▸ **Aim of the task**:
Show all lines holding "dieser".
## BEGIN Extracted entries
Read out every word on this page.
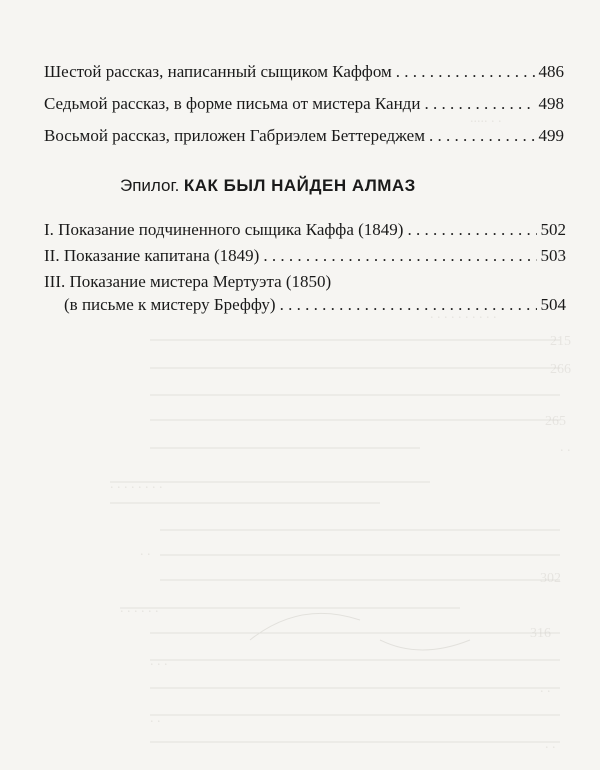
..... . .
. . . . . . . . . .
215
266
265
. .
. . . . . . . .
. .
302
. . . . . .
316
. . .
. .
. .
. .
Шестой рассказ, написанный сыщиком Каффом . . .	486
Седьмой рассказ, в форме письма от мистера Канди . . .	498
Восьмой рассказ, приложен Габриэлем Беттереджем . . .	499
Эпилог. КАК БЫЛ НАЙДЕН АЛМАЗ
I. Показание подчиненного сыщика Каффа (1849) . . .	502
II. Показание капитана (1849) . . .	503
III. Показание мистера Мертуэта (1850)
(в письме к мистеру Бреффу) . . .	504
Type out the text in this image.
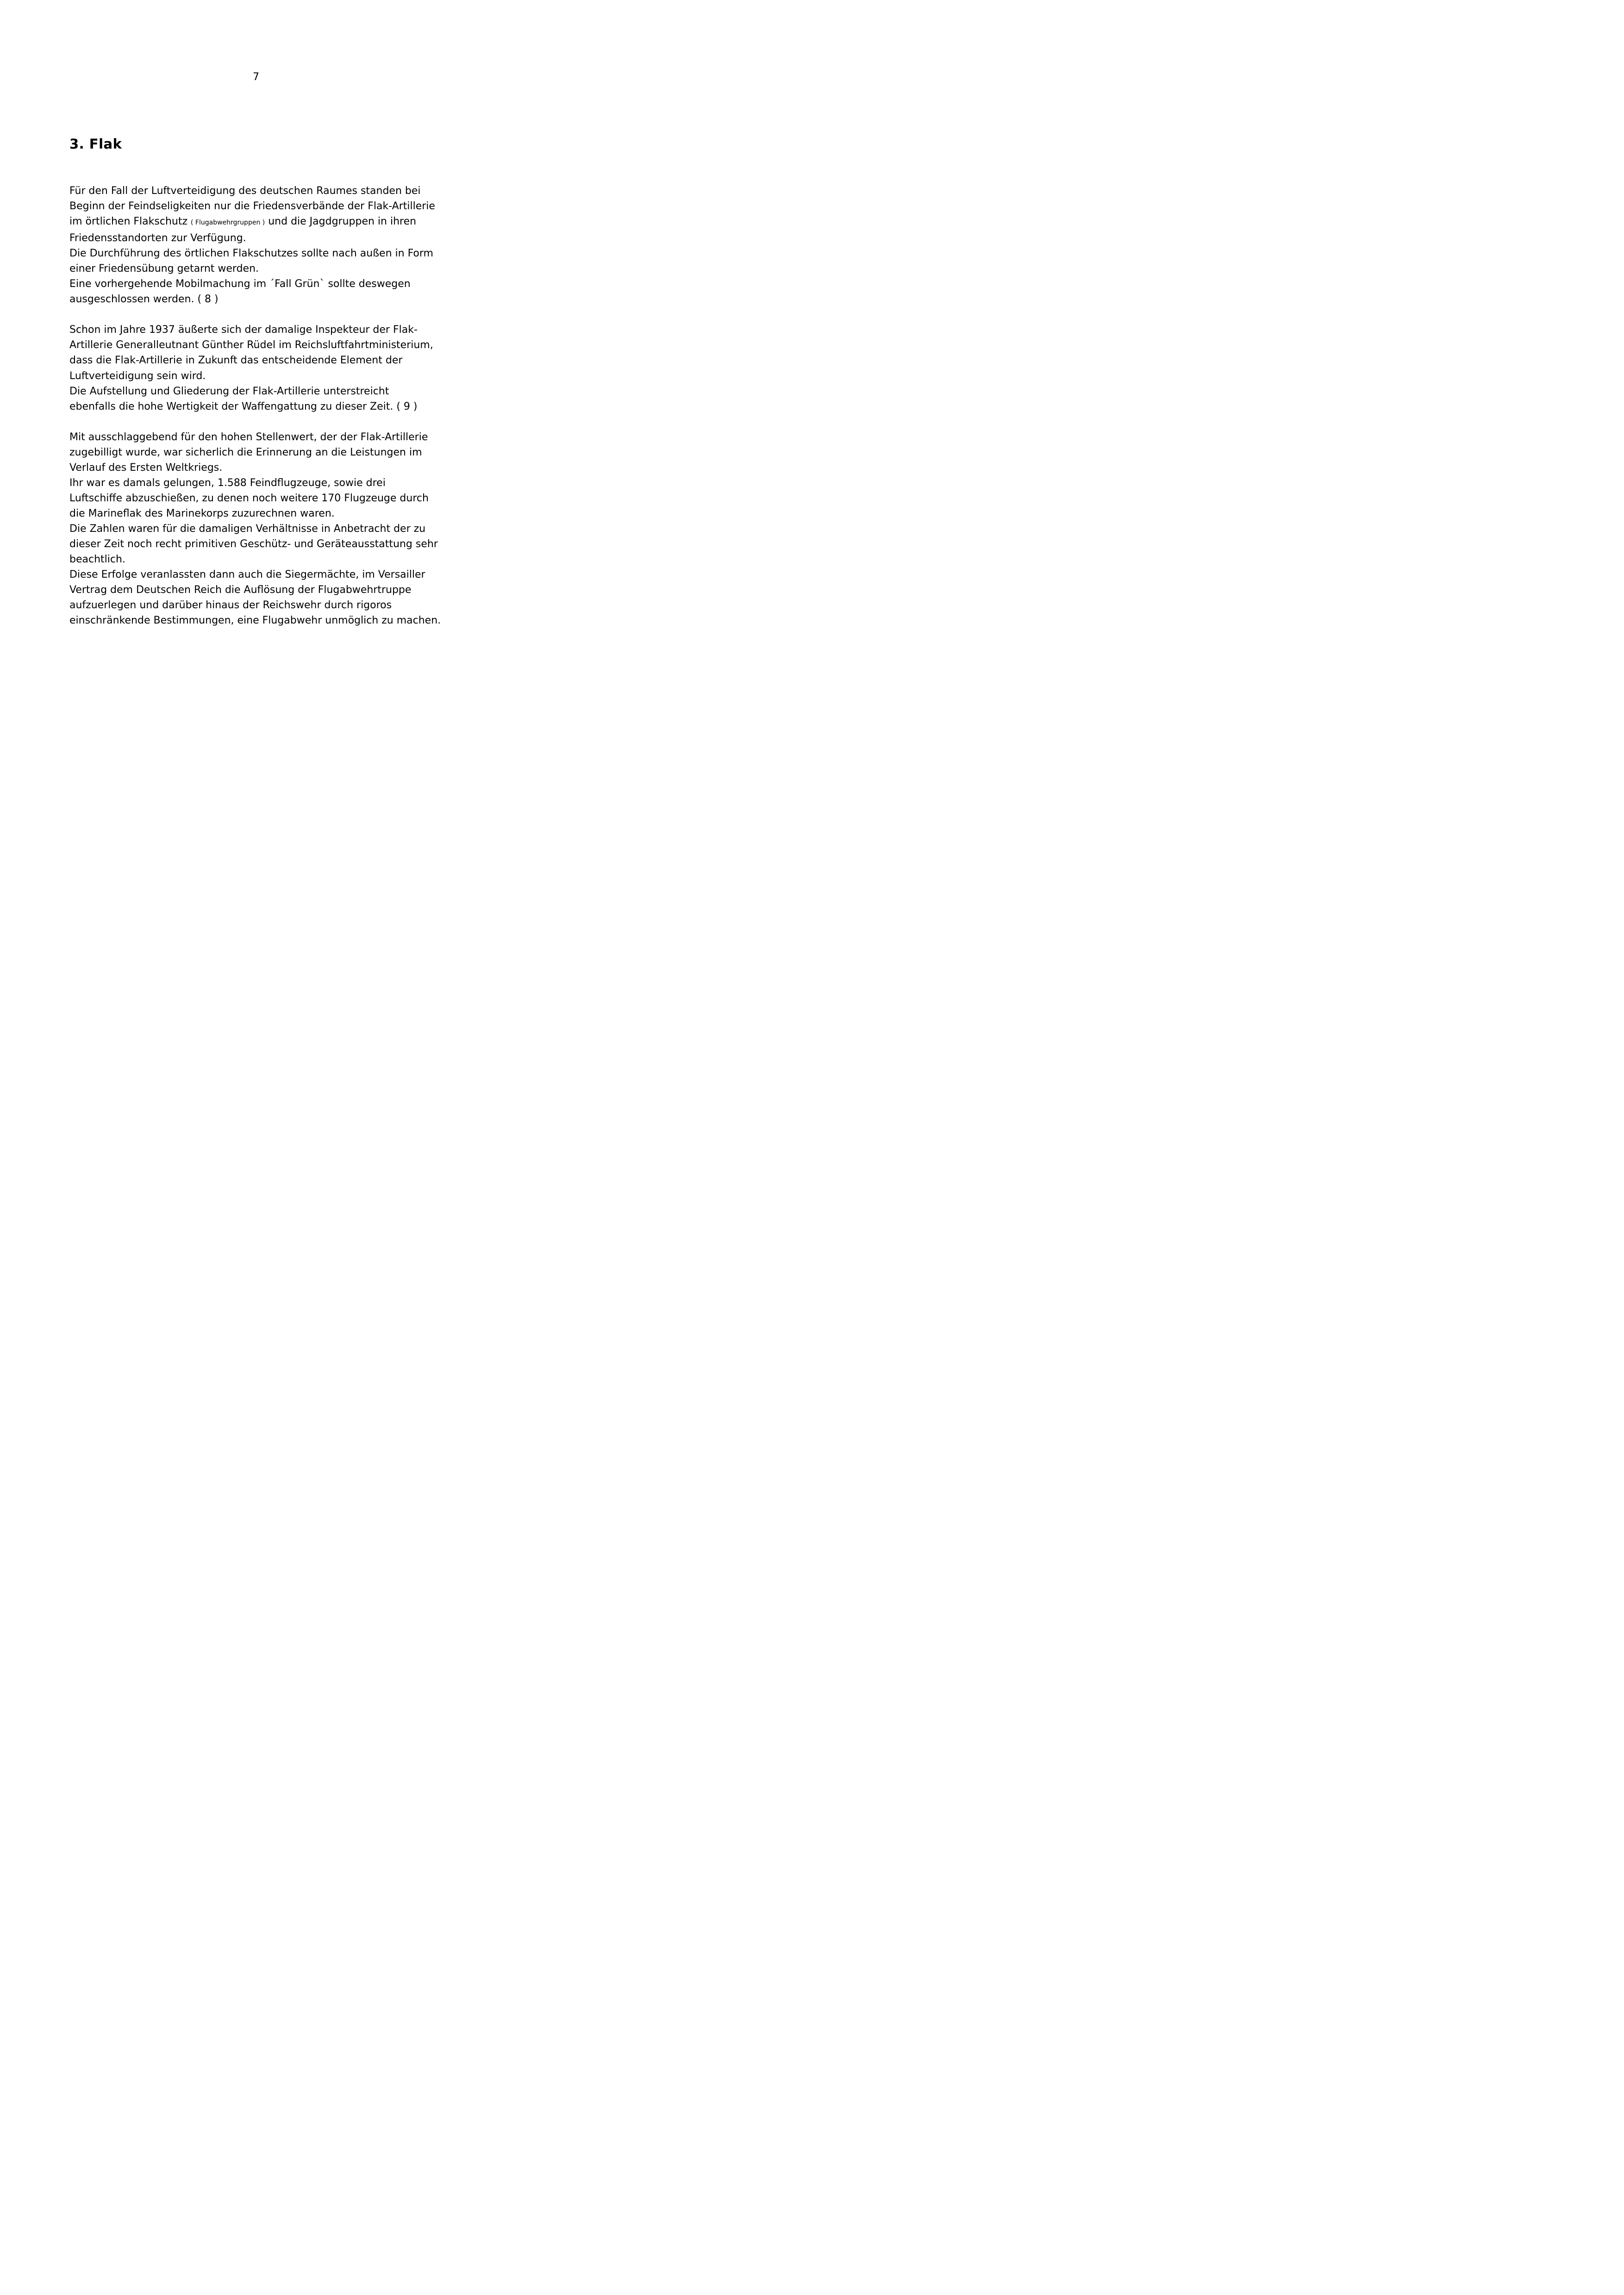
7
3. Flak
Für den Fall der Luftverteidigung des deutschen Raumes standen bei
Beginn der Feindseligkeiten nur die Friedensverbände der Flak-Artillerie
im örtlichen Flakschutz ( Flugabwehrgruppen ) und die Jagdgruppen in ihren
Friedensstandorten zur Verfügung.
Die Durchführung des örtlichen Flakschutzes sollte nach außen in Form
einer Friedensübung getarnt werden.
Eine vorhergehende Mobilmachung im ´Fall Grün` sollte deswegen
ausgeschlossen werden. ( 8 )
Schon im Jahre 1937 äußerte sich der damalige Inspekteur der Flak-
Artillerie Generalleutnant Günther Rüdel im Reichsluftfahrtministerium,
dass die Flak-Artillerie in Zukunft das entscheidende Element der
Luftverteidigung sein wird.
Die Aufstellung und Gliederung der Flak-Artillerie unterstreicht
ebenfalls die hohe Wertigkeit der Waffengattung zu dieser Zeit. ( 9 )
Mit ausschlaggebend für den hohen Stellenwert, der der Flak-Artillerie
zugebilligt wurde, war sicherlich die Erinnerung an die Leistungen im
Verlauf des Ersten Weltkriegs.
Ihr war es damals gelungen, 1.588 Feindflugzeuge, sowie drei
Luftschiffe abzuschießen, zu denen noch weitere 170 Flugzeuge durch
die Marineflak des Marinekorps zuzurechnen waren.
Die Zahlen waren für die damaligen Verhältnisse in Anbetracht der zu
dieser Zeit noch recht primitiven Geschütz- und Geräteausstattung sehr
beachtlich.
Diese Erfolge veranlassten dann auch die Siegermächte, im Versailler
Vertrag dem Deutschen Reich die Auflösung der Flugabwehrtruppe
aufzuerlegen und darüber hinaus der Reichswehr durch rigoros
einschränkende Bestimmungen, eine Flugabwehr unmöglich zu machen.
## END Extracted entries
▸ **Result**:
ebenfalls die hohe Wertigkeit der Waffengattung zu dieser Zeit. ( 9 )
dieser Zeit noch recht primitiven Geschütz- und Geräteausstattung sehr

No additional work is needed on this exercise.